*Problem to solve*:
Work through the data below line by line and say how many lines hold "header"; give only the number.

** start of Stored data **

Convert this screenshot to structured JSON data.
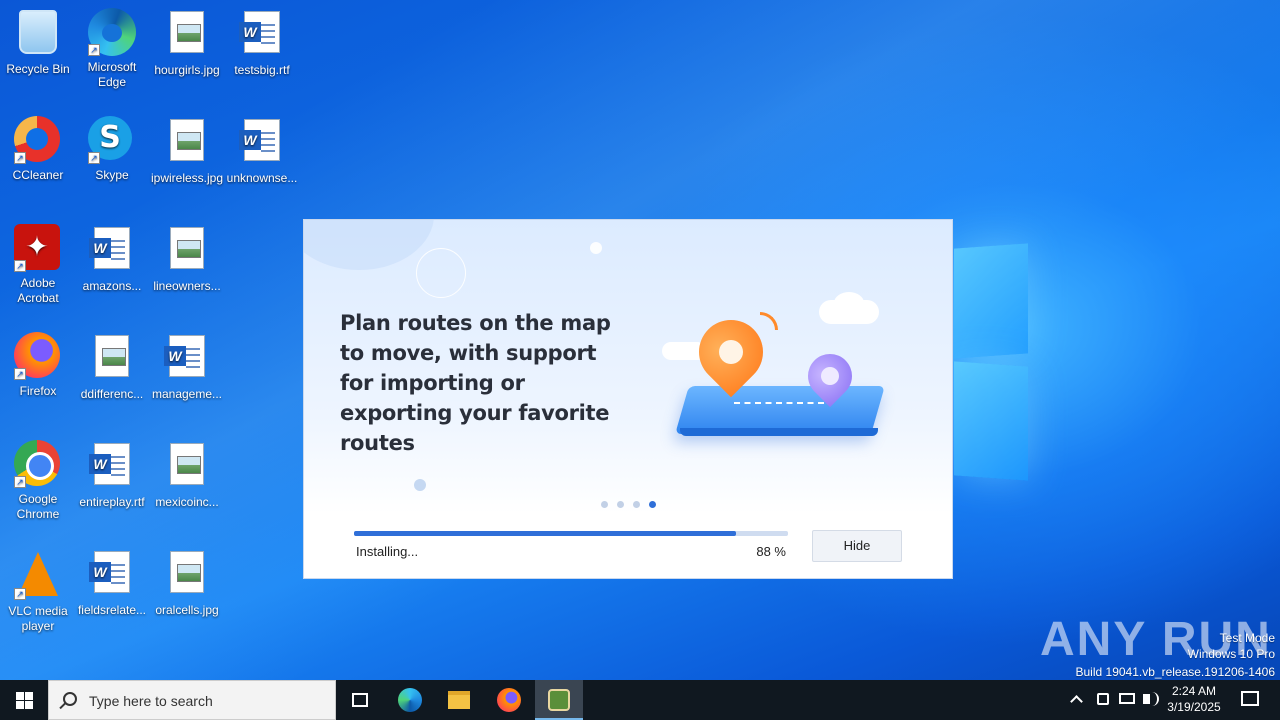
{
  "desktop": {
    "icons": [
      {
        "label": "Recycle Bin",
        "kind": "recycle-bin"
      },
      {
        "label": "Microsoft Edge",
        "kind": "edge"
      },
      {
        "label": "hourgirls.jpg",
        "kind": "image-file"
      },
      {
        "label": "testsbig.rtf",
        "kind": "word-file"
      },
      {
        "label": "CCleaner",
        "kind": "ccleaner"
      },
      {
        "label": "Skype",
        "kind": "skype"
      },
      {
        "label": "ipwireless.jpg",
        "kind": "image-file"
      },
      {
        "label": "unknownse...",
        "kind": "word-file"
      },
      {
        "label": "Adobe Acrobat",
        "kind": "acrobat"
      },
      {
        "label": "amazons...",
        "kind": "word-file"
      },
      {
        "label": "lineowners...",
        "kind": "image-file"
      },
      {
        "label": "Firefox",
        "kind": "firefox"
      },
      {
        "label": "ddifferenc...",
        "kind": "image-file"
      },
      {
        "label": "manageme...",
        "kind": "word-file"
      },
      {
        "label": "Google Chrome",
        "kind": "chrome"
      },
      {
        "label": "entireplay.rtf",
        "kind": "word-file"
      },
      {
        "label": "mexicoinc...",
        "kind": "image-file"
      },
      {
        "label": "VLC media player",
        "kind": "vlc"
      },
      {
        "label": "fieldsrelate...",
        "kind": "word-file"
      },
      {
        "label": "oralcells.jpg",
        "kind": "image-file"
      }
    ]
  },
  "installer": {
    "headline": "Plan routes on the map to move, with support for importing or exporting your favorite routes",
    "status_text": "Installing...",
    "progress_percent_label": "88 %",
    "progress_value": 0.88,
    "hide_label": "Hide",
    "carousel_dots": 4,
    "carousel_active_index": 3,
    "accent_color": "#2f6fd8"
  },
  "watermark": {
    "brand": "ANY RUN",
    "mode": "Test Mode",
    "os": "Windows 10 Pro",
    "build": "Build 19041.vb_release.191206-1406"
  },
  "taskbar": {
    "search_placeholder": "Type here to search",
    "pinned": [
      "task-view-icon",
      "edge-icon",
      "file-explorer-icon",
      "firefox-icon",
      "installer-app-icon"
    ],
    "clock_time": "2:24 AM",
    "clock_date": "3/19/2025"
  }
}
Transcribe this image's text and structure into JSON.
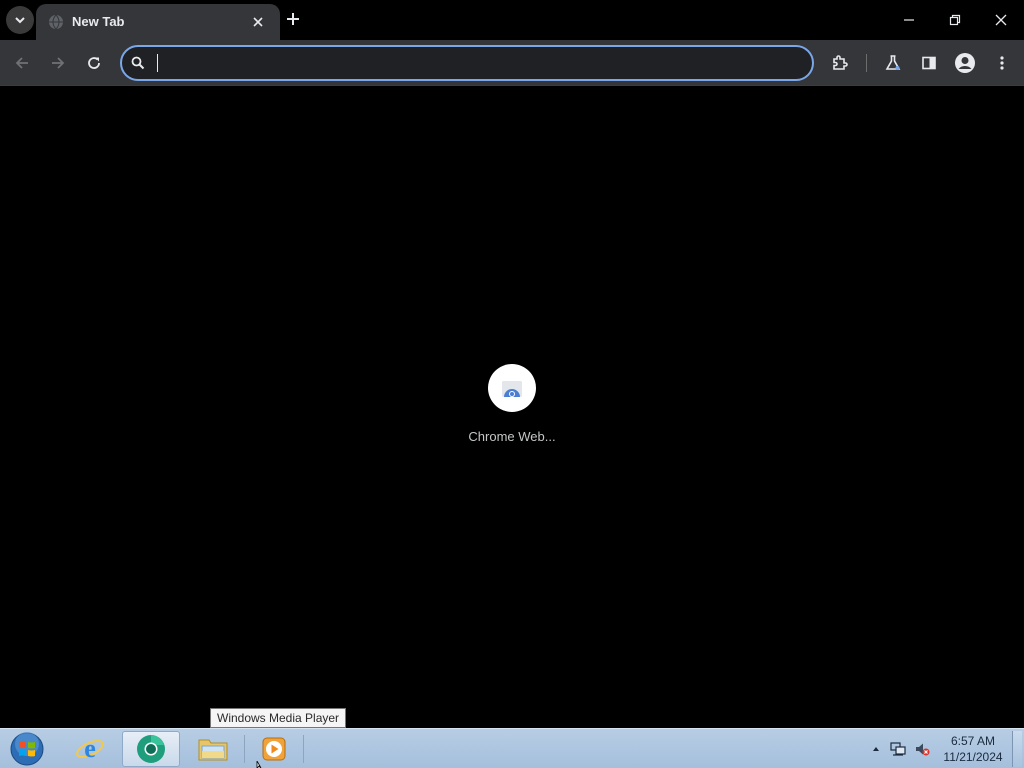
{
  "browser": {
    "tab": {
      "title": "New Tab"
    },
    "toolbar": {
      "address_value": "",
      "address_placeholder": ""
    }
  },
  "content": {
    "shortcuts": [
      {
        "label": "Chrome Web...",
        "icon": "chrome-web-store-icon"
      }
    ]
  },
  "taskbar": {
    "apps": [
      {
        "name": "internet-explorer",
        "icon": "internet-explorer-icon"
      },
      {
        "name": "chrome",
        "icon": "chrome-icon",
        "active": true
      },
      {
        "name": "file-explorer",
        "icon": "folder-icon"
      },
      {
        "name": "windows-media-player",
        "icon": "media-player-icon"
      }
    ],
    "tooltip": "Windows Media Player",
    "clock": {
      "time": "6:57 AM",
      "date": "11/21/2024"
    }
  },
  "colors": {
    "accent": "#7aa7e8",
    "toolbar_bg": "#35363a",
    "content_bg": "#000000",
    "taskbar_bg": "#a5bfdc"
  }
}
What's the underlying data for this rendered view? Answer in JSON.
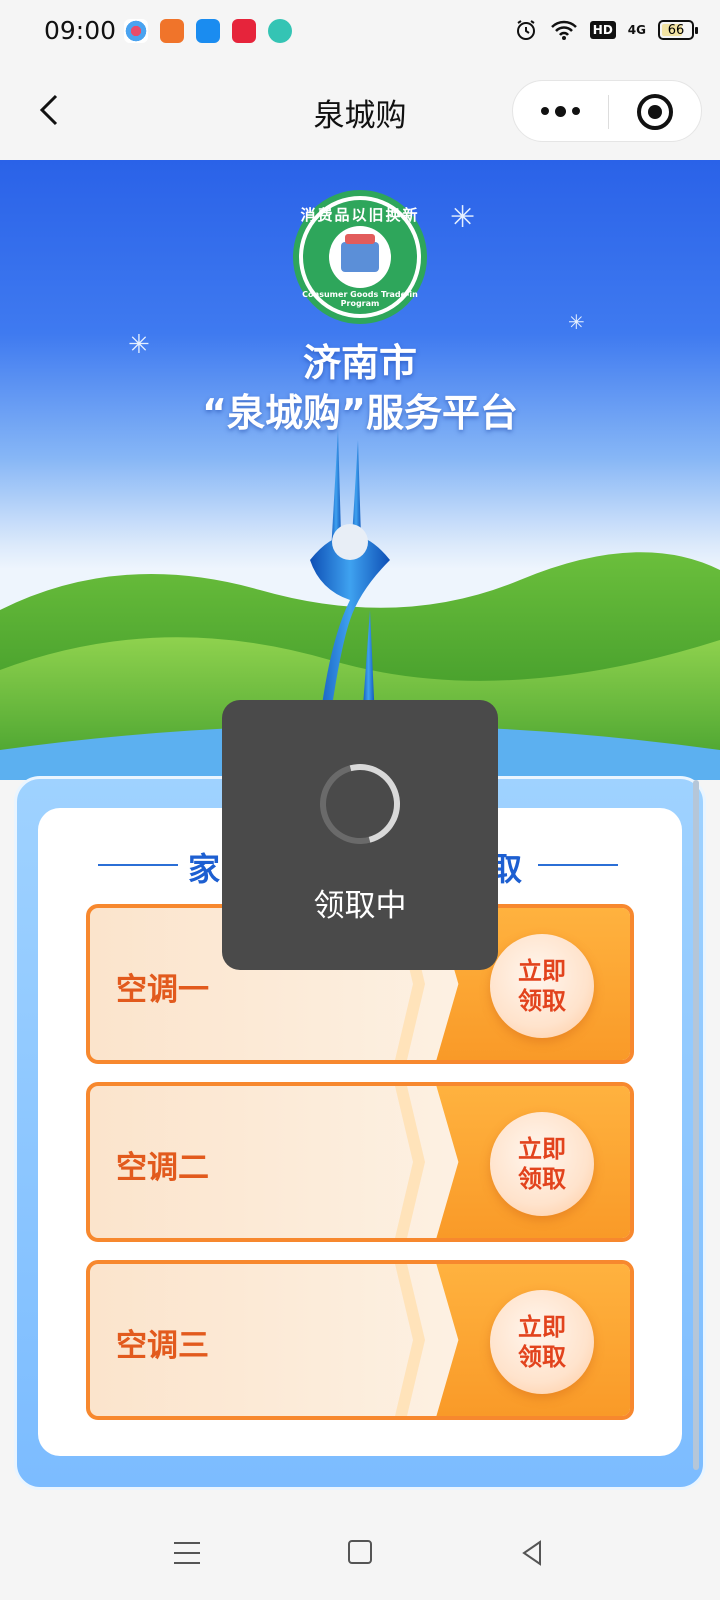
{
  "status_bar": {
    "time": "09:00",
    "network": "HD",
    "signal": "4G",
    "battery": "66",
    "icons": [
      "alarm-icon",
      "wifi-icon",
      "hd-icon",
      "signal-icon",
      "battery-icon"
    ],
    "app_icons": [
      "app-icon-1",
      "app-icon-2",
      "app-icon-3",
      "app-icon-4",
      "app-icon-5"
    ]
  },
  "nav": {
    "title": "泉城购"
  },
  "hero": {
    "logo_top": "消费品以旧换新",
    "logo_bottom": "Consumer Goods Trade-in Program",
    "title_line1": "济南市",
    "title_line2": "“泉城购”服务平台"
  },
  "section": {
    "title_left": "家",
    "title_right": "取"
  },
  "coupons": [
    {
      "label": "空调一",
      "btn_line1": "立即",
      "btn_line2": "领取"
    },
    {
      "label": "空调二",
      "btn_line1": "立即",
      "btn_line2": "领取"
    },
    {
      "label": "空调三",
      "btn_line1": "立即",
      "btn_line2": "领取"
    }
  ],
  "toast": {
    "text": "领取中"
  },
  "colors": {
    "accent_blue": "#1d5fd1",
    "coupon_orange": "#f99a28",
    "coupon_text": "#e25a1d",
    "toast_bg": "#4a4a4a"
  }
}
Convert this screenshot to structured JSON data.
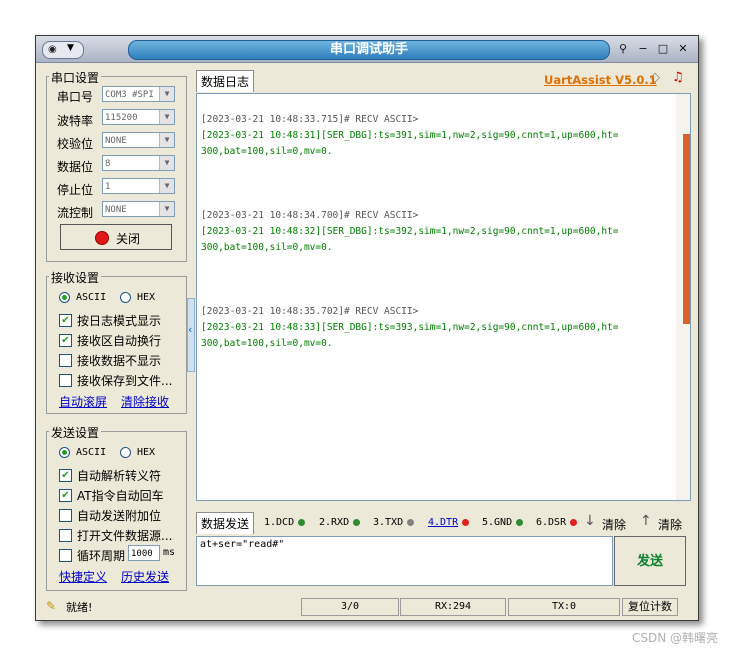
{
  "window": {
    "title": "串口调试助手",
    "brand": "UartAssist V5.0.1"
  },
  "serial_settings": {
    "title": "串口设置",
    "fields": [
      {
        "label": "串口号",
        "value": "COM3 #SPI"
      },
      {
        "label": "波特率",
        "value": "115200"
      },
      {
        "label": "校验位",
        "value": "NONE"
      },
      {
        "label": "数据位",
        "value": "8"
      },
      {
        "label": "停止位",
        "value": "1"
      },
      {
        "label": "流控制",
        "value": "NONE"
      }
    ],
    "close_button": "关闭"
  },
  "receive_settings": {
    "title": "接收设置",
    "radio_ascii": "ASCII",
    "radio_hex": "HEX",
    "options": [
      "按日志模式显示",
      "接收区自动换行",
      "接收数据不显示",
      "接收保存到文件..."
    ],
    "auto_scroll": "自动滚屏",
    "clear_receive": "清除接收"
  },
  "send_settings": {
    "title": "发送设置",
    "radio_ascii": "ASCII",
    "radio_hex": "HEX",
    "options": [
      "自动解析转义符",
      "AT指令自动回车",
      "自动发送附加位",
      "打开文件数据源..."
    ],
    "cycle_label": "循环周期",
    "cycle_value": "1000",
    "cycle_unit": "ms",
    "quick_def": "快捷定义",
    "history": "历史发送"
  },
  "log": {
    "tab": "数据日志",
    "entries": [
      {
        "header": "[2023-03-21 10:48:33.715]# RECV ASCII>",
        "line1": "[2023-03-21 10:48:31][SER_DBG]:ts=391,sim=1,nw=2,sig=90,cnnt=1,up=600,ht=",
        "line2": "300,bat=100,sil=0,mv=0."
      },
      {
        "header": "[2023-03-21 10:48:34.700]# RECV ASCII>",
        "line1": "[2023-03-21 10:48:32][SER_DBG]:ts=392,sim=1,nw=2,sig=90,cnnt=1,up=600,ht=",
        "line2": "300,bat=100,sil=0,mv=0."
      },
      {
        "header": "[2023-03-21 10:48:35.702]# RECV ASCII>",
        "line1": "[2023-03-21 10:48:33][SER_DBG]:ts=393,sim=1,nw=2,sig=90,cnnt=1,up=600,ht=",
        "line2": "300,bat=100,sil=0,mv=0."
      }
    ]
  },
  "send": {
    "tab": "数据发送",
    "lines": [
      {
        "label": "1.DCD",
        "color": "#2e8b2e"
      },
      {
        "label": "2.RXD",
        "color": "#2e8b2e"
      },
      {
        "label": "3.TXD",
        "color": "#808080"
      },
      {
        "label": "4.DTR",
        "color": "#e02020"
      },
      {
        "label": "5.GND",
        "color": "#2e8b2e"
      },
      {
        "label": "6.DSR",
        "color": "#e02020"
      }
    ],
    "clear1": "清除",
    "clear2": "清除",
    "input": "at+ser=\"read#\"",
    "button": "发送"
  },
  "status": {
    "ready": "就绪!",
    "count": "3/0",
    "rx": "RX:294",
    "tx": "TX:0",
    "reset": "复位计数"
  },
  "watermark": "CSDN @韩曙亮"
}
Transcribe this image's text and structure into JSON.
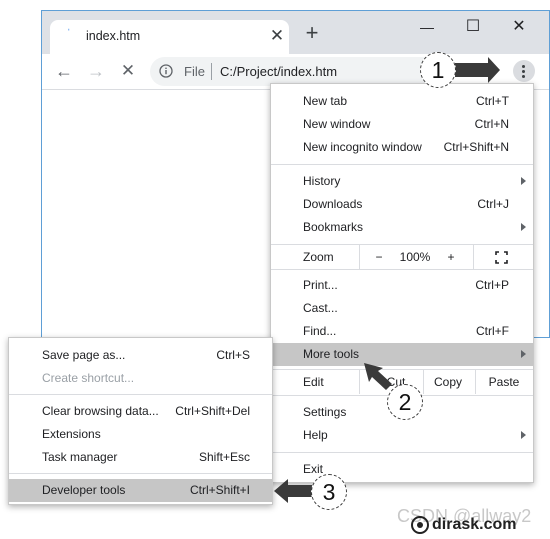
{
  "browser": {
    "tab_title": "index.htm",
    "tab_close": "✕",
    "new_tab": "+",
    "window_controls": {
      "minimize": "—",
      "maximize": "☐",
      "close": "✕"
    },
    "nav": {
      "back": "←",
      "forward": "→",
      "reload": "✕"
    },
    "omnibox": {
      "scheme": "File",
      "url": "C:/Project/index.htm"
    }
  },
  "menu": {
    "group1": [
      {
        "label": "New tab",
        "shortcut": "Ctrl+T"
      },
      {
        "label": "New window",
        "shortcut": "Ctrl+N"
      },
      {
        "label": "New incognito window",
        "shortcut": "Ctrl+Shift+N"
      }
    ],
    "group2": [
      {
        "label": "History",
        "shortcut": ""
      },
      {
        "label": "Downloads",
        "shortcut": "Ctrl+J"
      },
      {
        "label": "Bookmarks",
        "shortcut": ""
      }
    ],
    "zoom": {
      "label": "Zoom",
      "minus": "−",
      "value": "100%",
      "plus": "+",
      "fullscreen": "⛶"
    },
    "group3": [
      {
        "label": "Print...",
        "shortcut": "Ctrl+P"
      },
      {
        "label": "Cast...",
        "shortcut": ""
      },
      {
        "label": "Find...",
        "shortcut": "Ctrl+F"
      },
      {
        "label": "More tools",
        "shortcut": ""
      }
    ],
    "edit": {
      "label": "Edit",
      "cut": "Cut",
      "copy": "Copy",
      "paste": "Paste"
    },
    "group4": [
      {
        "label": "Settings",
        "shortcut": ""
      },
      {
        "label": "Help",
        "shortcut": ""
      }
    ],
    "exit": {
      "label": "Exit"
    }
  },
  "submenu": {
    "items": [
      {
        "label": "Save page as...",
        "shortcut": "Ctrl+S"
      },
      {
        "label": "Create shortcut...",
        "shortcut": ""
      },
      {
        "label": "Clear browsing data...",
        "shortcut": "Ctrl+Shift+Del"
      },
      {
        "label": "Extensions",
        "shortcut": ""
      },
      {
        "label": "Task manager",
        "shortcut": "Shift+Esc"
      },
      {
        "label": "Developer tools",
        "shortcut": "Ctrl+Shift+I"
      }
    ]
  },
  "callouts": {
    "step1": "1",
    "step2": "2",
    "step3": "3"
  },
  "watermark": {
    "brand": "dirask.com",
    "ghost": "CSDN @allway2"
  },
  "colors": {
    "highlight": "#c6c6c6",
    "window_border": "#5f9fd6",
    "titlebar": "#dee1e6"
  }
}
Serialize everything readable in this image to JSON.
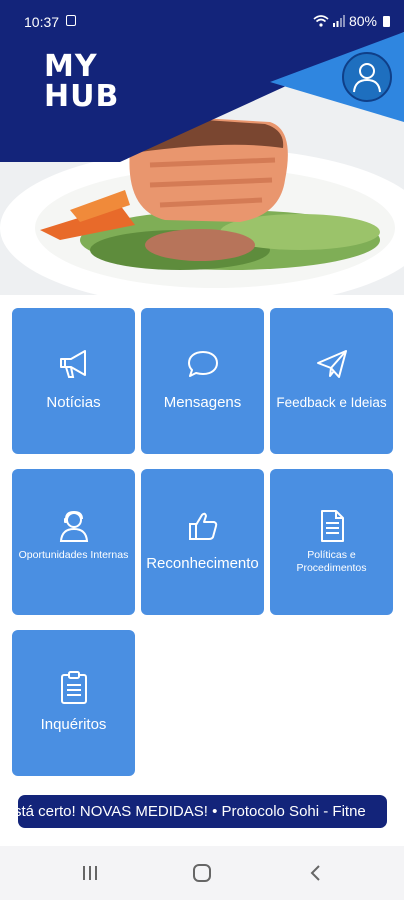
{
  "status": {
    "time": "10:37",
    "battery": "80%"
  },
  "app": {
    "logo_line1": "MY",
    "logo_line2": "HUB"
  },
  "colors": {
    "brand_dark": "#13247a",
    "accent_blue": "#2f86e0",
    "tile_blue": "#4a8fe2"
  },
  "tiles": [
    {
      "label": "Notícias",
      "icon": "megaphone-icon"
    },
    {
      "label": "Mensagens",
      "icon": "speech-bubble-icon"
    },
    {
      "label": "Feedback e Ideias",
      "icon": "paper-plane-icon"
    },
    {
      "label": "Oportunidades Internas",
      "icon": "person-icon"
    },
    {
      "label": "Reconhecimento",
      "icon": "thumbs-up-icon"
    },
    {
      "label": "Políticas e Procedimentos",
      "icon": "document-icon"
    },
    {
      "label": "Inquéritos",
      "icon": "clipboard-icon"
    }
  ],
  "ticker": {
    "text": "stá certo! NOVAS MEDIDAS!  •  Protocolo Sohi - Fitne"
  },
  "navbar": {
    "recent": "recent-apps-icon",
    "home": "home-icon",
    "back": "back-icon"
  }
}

** end of Stored data **

*Answer for this exercise*:
3